▶ WORK TO COMPLETE
Set down the material below word for word, excluding the pictures.

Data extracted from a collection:
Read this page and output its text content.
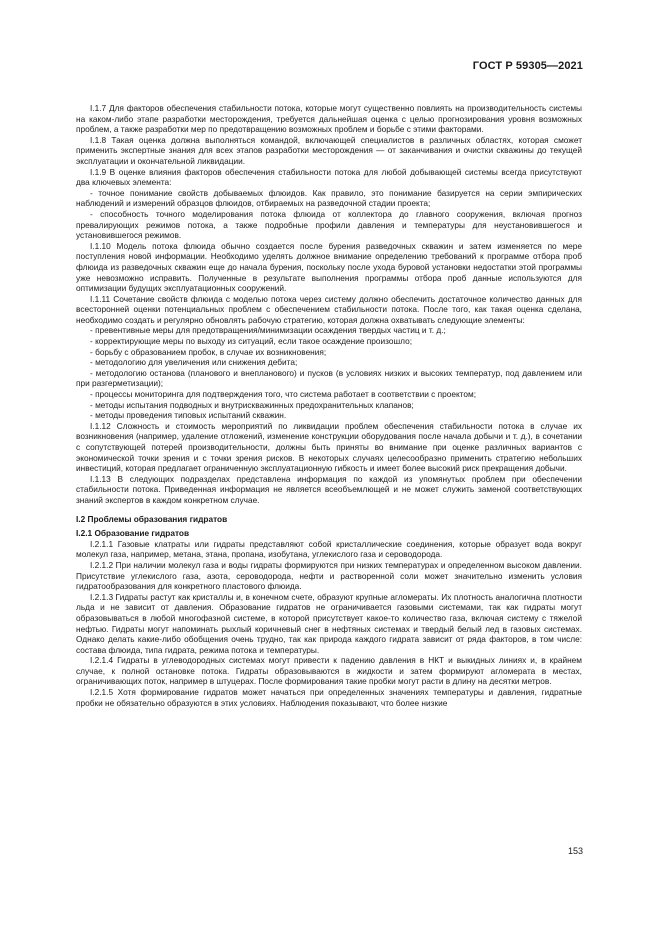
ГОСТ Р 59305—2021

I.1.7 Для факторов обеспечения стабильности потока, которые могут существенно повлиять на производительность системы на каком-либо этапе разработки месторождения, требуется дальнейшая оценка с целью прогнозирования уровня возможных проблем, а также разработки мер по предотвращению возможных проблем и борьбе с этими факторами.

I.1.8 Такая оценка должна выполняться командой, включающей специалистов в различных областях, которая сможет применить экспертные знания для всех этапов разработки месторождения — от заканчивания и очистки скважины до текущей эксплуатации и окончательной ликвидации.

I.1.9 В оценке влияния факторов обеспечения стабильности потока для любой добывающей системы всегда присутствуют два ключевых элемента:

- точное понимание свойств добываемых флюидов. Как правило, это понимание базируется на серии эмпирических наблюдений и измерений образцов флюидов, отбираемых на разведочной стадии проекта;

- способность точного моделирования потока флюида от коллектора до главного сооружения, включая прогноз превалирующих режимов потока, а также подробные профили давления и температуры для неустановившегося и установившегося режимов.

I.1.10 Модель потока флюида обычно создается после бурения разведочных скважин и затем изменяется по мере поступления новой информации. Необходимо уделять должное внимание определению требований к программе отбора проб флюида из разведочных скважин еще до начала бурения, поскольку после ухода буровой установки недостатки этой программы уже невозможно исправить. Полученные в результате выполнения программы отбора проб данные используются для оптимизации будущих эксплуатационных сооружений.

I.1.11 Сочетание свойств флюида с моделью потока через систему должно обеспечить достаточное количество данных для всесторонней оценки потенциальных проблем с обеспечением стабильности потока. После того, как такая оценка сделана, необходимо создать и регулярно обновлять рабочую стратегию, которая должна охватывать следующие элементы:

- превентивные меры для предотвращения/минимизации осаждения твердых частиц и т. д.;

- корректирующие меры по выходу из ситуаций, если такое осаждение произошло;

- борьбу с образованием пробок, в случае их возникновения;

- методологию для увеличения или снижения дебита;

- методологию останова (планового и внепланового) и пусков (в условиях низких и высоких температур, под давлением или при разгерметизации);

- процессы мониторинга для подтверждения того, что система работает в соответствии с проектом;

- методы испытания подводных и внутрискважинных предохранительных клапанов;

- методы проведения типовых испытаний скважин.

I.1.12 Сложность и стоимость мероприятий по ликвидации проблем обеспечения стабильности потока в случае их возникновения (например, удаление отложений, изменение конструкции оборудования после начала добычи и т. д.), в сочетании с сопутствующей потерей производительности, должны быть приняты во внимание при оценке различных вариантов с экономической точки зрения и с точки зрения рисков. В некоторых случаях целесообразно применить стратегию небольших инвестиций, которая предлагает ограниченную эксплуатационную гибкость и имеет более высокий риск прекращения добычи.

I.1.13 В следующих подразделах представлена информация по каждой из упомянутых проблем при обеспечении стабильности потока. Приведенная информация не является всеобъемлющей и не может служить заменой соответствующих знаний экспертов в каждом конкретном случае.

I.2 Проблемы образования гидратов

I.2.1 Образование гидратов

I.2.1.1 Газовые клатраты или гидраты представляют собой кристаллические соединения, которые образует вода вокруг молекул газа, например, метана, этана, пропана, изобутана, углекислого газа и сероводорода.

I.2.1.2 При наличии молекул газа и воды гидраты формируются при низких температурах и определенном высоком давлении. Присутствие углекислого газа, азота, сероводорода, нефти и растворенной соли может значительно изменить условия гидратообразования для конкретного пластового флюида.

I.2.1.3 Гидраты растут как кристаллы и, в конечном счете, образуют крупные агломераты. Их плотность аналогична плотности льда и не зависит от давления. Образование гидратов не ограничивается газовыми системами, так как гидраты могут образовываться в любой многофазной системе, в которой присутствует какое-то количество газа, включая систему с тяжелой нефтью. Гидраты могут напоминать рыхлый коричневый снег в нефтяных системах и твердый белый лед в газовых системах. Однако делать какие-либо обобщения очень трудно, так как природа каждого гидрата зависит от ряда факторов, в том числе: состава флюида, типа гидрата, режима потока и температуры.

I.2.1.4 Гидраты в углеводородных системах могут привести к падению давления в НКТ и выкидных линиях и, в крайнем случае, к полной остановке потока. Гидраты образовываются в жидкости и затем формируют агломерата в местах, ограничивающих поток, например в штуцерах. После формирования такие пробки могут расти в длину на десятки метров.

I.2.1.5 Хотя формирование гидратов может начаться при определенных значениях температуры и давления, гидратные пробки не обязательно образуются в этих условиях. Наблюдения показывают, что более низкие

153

▶ OUTPUT
Read this page and output its text content.
ГОСТ Р 59305—2021

I.1.7 Для факторов обеспечения стабильности потока, которые могут существенно повлиять на производительность системы на каком-либо этапе разработки месторождения, требуется дальнейшая оценка с целью прогнозирования уровня возможных проблем, а также разработки мер по предотвращению возможных проблем и борьбе с этими факторами.

I.1.8 Такая оценка должна выполняться командой, включающей специалистов в различных областях, которая сможет применить экспертные знания для всех этапов разработки месторождения — от заканчивания и очистки скважины до текущей эксплуатации и окончательной ликвидации.

I.1.9 В оценке влияния факторов обеспечения стабильности потока для любой добывающей системы всегда присутствуют два ключевых элемента:

- точное понимание свойств добываемых флюидов. Как правило, это понимание базируется на серии эмпирических наблюдений и измерений образцов флюидов, отбираемых на разведочной стадии проекта;

- способность точного моделирования потока флюида от коллектора до главного сооружения, включая прогноз превалирующих режимов потока, а также подробные профили давления и температуры для неустановившегося и установившегося режимов.

I.1.10 Модель потока флюида обычно создается после бурения разведочных скважин и затем изменяется по мере поступления новой информации. Необходимо уделять должное внимание определению требований к программе отбора проб флюида из разведочных скважин еще до начала бурения, поскольку после ухода буровой установки недостатки этой программы уже невозможно исправить. Полученные в результате выполнения программы отбора проб данные используются для оптимизации будущих эксплуатационных сооружений.

I.1.11 Сочетание свойств флюида с моделью потока через систему должно обеспечить достаточное количество данных для всесторонней оценки потенциальных проблем с обеспечением стабильности потока. После того, как такая оценка сделана, необходимо создать и регулярно обновлять рабочую стратегию, которая должна охватывать следующие элементы:

- превентивные меры для предотвращения/минимизации осаждения твердых частиц и т. д.;

- корректирующие меры по выходу из ситуаций, если такое осаждение произошло;

- борьбу с образованием пробок, в случае их возникновения;

- методологию для увеличения или снижения дебита;

- методологию останова (планового и внепланового) и пусков (в условиях низких и высоких температур, под давлением или при разгерметизации);

- процессы мониторинга для подтверждения того, что система работает в соответствии с проектом;

- методы испытания подводных и внутрискважинных предохранительных клапанов;

- методы проведения типовых испытаний скважин.

I.1.12 Сложность и стоимость мероприятий по ликвидации проблем обеспечения стабильности потока в случае их возникновения (например, удаление отложений, изменение конструкции оборудования после начала добычи и т. д.), в сочетании с сопутствующей потерей производительности, должны быть приняты во внимание при оценке различных вариантов с экономической точки зрения и с точки зрения рисков. В некоторых случаях целесообразно применить стратегию небольших инвестиций, которая предлагает ограниченную эксплуатационную гибкость и имеет более высокий риск прекращения добычи.

I.1.13 В следующих подразделах представлена информация по каждой из упомянутых проблем при обеспечении стабильности потока. Приведенная информация не является всеобъемлющей и не может служить заменой соответствующих знаний экспертов в каждом конкретном случае.

I.2 Проблемы образования гидратов

I.2.1 Образование гидратов

I.2.1.1 Газовые клатраты или гидраты представляют собой кристаллические соединения, которые образует вода вокруг молекул газа, например, метана, этана, пропана, изобутана, углекислого газа и сероводорода.

I.2.1.2 При наличии молекул газа и воды гидраты формируются при низких температурах и определенном высоком давлении. Присутствие углекислого газа, азота, сероводорода, нефти и растворенной соли может значительно изменить условия гидратообразования для конкретного пластового флюида.

I.2.1.3 Гидраты растут как кристаллы и, в конечном счете, образуют крупные агломераты. Их плотность аналогична плотности льда и не зависит от давления. Образование гидратов не ограничивается газовыми системами, так как гидраты могут образовываться в любой многофазной системе, в которой присутствует какое-то количество газа, включая систему с тяжелой нефтью. Гидраты могут напоминать рыхлый коричневый снег в нефтяных системах и твердый белый лед в газовых системах. Однако делать какие-либо обобщения очень трудно, так как природа каждого гидрата зависит от ряда факторов, в том числе: состава флюида, типа гидрата, режима потока и температуры.

I.2.1.4 Гидраты в углеводородных системах могут привести к падению давления в НКТ и выкидных линиях и, в крайнем случае, к полной остановке потока. Гидраты образовываются в жидкости и затем формируют агломерата в местах, ограничивающих поток, например в штуцерах. После формирования такие пробки могут расти в длину на десятки метров.

I.2.1.5 Хотя формирование гидратов может начаться при определенных значениях температуры и давления, гидратные пробки не обязательно образуются в этих условиях. Наблюдения показывают, что более низкие

153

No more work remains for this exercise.